** start **
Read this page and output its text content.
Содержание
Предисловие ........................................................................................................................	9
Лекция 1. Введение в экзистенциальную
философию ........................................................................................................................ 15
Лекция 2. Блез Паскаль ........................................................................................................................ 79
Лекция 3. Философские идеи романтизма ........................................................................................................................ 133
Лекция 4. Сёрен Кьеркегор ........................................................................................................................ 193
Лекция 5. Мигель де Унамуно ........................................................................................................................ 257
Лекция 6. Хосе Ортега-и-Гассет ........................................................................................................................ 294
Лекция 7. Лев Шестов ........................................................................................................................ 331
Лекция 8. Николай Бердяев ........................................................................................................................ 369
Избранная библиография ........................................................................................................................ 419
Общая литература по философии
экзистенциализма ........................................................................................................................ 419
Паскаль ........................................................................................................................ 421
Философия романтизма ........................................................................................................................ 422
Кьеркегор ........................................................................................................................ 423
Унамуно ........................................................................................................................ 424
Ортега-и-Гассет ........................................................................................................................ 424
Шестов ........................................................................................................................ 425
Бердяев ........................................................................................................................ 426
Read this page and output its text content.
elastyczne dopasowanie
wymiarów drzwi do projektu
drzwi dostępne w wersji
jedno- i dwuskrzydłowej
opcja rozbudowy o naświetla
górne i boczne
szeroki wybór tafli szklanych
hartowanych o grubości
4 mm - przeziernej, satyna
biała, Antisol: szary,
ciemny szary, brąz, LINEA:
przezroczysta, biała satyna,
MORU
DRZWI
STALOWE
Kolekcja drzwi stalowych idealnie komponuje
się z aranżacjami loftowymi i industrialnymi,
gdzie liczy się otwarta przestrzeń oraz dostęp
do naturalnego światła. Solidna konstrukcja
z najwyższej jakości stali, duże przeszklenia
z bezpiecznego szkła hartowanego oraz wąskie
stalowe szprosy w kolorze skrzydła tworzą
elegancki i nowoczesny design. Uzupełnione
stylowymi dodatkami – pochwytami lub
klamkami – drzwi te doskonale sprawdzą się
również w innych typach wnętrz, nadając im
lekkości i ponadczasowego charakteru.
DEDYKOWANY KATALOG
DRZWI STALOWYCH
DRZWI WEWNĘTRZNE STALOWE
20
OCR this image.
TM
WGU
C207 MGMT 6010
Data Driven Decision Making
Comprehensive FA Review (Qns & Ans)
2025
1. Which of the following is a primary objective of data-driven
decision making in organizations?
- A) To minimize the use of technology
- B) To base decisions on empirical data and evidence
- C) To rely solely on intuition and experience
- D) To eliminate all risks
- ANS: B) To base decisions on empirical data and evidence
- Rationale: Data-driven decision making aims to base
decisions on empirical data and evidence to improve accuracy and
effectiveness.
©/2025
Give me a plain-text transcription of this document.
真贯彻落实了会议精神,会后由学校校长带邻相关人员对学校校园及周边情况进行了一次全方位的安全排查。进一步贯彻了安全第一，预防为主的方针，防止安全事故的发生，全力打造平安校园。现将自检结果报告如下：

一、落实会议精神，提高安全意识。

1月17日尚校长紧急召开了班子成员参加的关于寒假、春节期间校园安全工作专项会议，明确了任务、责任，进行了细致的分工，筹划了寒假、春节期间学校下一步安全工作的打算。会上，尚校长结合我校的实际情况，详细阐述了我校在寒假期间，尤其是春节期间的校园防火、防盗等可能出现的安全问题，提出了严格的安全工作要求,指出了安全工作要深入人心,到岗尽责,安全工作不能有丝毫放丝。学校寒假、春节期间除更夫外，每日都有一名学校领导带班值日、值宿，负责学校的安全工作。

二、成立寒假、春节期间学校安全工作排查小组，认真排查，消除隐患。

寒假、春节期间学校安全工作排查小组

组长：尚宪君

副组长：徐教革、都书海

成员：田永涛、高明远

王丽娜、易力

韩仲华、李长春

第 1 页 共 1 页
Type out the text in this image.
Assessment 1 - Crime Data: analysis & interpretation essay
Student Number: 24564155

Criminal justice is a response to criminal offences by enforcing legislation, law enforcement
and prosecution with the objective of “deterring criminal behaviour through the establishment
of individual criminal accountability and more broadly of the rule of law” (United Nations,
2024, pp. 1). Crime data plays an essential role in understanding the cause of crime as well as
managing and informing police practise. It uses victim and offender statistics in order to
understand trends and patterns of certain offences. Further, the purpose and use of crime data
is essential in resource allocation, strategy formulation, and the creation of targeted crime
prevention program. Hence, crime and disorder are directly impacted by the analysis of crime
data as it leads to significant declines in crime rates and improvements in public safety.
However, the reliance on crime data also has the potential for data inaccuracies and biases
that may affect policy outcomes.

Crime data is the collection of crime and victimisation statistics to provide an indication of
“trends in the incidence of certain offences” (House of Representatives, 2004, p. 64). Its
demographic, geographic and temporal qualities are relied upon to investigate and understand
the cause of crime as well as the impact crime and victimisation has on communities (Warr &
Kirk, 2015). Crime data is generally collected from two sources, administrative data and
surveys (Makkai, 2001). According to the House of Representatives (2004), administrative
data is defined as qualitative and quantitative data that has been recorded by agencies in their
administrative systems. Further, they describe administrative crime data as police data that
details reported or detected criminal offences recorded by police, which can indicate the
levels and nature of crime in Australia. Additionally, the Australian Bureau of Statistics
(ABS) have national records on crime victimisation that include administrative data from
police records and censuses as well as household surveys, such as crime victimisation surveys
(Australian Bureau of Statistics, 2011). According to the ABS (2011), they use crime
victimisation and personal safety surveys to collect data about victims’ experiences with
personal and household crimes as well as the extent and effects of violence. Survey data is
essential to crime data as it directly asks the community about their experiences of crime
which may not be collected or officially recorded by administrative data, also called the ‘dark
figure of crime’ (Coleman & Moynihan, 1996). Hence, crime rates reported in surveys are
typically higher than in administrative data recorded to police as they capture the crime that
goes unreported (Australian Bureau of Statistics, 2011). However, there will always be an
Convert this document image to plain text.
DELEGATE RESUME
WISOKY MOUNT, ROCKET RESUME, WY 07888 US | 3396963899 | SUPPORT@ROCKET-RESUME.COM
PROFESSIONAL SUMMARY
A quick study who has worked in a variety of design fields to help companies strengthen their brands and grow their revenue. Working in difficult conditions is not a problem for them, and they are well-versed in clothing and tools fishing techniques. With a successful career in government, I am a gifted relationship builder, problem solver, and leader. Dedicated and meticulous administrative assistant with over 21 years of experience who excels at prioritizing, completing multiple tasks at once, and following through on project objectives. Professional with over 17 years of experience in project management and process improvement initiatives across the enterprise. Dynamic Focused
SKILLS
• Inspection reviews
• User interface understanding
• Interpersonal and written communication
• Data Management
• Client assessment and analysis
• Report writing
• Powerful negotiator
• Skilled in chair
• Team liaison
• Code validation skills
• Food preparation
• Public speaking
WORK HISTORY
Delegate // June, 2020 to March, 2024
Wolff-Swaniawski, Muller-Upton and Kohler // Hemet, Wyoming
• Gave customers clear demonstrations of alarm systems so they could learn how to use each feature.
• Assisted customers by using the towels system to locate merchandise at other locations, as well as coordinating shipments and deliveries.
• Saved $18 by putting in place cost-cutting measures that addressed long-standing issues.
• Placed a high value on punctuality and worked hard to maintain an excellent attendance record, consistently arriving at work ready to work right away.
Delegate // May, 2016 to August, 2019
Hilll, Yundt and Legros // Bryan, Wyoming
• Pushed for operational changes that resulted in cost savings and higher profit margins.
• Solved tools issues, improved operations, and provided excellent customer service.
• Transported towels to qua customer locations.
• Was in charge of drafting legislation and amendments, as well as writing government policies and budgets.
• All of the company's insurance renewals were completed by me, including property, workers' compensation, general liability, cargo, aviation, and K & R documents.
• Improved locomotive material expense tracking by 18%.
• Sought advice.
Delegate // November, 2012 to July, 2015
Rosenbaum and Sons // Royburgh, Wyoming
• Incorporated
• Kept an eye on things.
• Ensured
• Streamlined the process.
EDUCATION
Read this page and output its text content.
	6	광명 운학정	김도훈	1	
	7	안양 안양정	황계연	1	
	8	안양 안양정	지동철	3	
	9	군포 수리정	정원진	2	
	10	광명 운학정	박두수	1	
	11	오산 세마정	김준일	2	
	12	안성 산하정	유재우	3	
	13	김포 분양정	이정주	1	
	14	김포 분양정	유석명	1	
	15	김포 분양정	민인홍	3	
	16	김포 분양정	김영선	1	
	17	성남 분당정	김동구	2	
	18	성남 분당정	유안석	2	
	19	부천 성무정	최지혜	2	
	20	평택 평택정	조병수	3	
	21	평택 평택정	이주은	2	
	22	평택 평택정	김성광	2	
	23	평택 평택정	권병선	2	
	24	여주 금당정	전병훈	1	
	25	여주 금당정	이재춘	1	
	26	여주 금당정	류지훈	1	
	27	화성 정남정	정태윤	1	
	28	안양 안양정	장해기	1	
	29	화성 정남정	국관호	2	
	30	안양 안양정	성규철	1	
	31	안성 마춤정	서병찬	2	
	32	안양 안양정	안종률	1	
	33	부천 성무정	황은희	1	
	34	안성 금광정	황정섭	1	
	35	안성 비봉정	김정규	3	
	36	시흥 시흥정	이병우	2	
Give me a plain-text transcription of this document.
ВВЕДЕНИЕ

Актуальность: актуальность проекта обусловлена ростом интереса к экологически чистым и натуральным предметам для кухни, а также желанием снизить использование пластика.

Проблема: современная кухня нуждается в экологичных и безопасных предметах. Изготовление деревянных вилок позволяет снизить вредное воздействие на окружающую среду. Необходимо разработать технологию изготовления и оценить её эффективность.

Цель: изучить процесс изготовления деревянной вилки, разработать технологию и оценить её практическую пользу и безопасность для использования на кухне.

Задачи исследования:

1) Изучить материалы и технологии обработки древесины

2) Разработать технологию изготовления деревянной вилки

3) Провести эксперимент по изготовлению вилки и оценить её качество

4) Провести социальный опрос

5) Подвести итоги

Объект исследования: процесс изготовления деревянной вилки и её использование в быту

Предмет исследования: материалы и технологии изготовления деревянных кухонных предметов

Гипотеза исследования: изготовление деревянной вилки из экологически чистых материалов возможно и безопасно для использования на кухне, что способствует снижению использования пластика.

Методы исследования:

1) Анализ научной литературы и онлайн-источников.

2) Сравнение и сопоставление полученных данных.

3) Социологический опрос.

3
** end **
*STATED EXERCISE*.
Ascertain the number of lines in the entries that include the word "process", and report only that number.

*REPLY*.
2